## WHAT YOU WILL DO
Copy out each line exactly as it appears.

## DATASET
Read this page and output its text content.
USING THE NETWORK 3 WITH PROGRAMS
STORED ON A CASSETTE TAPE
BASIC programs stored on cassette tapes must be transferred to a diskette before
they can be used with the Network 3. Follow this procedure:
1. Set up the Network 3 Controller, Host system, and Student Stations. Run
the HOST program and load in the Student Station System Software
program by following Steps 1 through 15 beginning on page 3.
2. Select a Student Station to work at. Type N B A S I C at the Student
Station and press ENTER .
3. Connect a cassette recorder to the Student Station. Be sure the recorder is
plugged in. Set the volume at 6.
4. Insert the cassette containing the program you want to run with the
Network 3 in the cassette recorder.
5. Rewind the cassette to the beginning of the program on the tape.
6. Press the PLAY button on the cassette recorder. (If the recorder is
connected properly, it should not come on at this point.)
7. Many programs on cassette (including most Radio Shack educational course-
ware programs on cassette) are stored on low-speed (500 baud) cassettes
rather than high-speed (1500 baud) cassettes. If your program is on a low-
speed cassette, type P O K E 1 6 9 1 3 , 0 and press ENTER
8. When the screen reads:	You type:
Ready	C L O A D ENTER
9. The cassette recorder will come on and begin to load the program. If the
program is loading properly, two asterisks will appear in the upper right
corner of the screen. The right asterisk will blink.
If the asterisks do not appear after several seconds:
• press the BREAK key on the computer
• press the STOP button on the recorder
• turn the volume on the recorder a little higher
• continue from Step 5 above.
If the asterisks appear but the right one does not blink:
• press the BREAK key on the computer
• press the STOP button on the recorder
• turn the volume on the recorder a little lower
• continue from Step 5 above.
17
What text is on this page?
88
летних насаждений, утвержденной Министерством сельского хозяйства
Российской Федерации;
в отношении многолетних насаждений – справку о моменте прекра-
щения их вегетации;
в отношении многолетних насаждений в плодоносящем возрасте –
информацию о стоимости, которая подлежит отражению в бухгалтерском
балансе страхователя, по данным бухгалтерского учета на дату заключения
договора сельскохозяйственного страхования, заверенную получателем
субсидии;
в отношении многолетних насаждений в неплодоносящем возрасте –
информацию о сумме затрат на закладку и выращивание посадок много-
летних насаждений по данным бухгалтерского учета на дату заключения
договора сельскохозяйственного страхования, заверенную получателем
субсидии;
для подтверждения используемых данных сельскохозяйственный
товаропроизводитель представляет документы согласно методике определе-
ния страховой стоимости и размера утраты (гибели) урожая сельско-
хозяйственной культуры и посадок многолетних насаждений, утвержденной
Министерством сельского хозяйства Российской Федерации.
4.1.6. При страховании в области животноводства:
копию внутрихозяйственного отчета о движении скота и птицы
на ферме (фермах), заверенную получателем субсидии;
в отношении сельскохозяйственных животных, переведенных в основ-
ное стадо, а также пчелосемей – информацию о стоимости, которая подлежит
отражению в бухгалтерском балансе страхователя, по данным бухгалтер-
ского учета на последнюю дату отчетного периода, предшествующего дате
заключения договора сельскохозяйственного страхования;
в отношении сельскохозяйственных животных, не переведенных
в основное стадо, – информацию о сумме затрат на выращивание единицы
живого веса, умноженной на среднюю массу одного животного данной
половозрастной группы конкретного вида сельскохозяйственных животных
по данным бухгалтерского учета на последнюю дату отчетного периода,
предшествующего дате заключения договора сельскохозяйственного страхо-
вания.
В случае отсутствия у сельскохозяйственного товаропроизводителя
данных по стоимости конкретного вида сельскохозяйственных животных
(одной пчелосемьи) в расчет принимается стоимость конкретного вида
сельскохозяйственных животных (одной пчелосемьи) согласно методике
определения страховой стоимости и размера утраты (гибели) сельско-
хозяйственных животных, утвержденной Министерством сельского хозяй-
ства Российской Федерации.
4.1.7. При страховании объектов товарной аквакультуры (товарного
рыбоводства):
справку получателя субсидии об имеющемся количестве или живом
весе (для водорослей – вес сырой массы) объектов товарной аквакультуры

## RESPONSE TO THIS TASK
Read this page and output its text content.
USING THE NETWORK 3 WITH PROGRAMS
STORED ON A CASSETTE TAPE
BASIC programs stored on cassette tapes must be transferred to a diskette before
they can be used with the Network 3. Follow this procedure:
1. Set up the Network 3 Controller, Host system, and Student Stations. Run
the HOST program and load in the Student Station System Software
program by following Steps 1 through 15 beginning on page 3.
2. Select a Student Station to work at. Type N B A S I C at the Student
Station and press ENTER .
3. Connect a cassette recorder to the Student Station. Be sure the recorder is
plugged in. Set the volume at 6.
4. Insert the cassette containing the program you want to run with the
Network 3 in the cassette recorder.
5. Rewind the cassette to the beginning of the program on the tape.
6. Press the PLAY button on the cassette recorder. (If the recorder is
connected properly, it should not come on at this point.)
7. Many programs on cassette (including most Radio Shack educational course-
ware programs on cassette) are stored on low-speed (500 baud) cassettes
rather than high-speed (1500 baud) cassettes. If your program is on a low-
speed cassette, type P O K E 1 6 9 1 3 , 0 and press ENTER
8. When the screen reads:	You type:
Ready	C L O A D ENTER
9. The cassette recorder will come on and begin to load the program. If the
program is loading properly, two asterisks will appear in the upper right
corner of the screen. The right asterisk will blink.
If the asterisks do not appear after several seconds:
• press the BREAK key on the computer
• press the STOP button on the recorder
• turn the volume on the recorder a little higher
• continue from Step 5 above.
If the asterisks appear but the right one does not blink:
• press the BREAK key on the computer
• press the STOP button on the recorder
• turn the volume on the recorder a little lower
• continue from Step 5 above.
17
What text is on this page?
88
летних насаждений, утвержденной Министерством сельского хозяйства
Российской Федерации;
в отношении многолетних насаждений – справку о моменте прекра-
щения их вегетации;
в отношении многолетних насаждений в плодоносящем возрасте –
информацию о стоимости, которая подлежит отражению в бухгалтерском
балансе страхователя, по данным бухгалтерского учета на дату заключения
договора сельскохозяйственного страхования, заверенную получателем
субсидии;
в отношении многолетних насаждений в неплодоносящем возрасте –
информацию о сумме затрат на закладку и выращивание посадок много-
летних насаждений по данным бухгалтерского учета на дату заключения
договора сельскохозяйственного страхования, заверенную получателем
субсидии;
для подтверждения используемых данных сельскохозяйственный
товаропроизводитель представляет документы согласно методике определе-
ния страховой стоимости и размера утраты (гибели) урожая сельско-
хозяйственной культуры и посадок многолетних насаждений, утвержденной
Министерством сельского хозяйства Российской Федерации.
4.1.6. При страховании в области животноводства:
копию внутрихозяйственного отчета о движении скота и птицы
на ферме (фермах), заверенную получателем субсидии;
в отношении сельскохозяйственных животных, переведенных в основ-
ное стадо, а также пчелосемей – информацию о стоимости, которая подлежит
отражению в бухгалтерском балансе страхователя, по данным бухгалтер-
ского учета на последнюю дату отчетного периода, предшествующего дате
заключения договора сельскохозяйственного страхования;
в отношении сельскохозяйственных животных, не переведенных
в основное стадо, – информацию о сумме затрат на выращивание единицы
живого веса, умноженной на среднюю массу одного животного данной
половозрастной группы конкретного вида сельскохозяйственных животных
по данным бухгалтерского учета на последнюю дату отчетного периода,
предшествующего дате заключения договора сельскохозяйственного страхо-
вания.
В случае отсутствия у сельскохозяйственного товаропроизводителя
данных по стоимости конкретного вида сельскохозяйственных животных
(одной пчелосемьи) в расчет принимается стоимость конкретного вида
сельскохозяйственных животных (одной пчелосемьи) согласно методике
определения страховой стоимости и размера утраты (гибели) сельско-
хозяйственных животных, утвержденной Министерством сельского хозяй-
ства Российской Федерации.
4.1.7. При страховании объектов товарной аквакультуры (товарного
рыбоводства):
справку получателя субсидии об имеющемся количестве или живом
весе (для водорослей – вес сырой массы) объектов товарной аквакультуры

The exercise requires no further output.